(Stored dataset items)
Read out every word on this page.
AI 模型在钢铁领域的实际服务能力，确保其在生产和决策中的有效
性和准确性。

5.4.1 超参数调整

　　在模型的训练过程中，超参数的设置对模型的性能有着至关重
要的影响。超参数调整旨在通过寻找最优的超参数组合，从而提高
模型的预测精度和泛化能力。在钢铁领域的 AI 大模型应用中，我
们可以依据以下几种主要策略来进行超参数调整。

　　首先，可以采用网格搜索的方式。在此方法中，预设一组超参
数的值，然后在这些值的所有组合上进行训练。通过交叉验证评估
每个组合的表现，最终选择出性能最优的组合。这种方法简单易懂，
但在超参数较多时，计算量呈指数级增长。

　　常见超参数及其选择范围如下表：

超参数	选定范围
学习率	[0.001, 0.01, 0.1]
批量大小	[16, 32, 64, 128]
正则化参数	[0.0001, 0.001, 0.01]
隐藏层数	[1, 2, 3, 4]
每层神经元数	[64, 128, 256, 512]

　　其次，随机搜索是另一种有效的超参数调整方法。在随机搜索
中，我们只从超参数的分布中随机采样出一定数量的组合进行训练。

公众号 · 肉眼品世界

• [EXERCISE AIM] The full set of records should be duplicated exactly.

• [TASK SOLUTION]
Read out every word on this page.
AI 模型在钢铁领域的实际服务能力，确保其在生产和决策中的有效
性和准确性。

5.4.1 超参数调整

　　在模型的训练过程中，超参数的设置对模型的性能有着至关重
要的影响。超参数调整旨在通过寻找最优的超参数组合，从而提高
模型的预测精度和泛化能力。在钢铁领域的 AI 大模型应用中，我
们可以依据以下几种主要策略来进行超参数调整。

　　首先，可以采用网格搜索的方式。在此方法中，预设一组超参
数的值，然后在这些值的所有组合上进行训练。通过交叉验证评估
每个组合的表现，最终选择出性能最优的组合。这种方法简单易懂，
但在超参数较多时，计算量呈指数级增长。

　　常见超参数及其选择范围如下表：

超参数	选定范围
学习率	[0.001, 0.01, 0.1]
批量大小	[16, 32, 64, 128]
正则化参数	[0.0001, 0.001, 0.01]
隐藏层数	[1, 2, 3, 4]
每层神经元数	[64, 128, 256, 512]

　　其次，随机搜索是另一种有效的超参数调整方法。在随机搜索
中，我们只从超参数的分布中随机采样出一定数量的组合进行训练。

公众号 · 肉眼品世界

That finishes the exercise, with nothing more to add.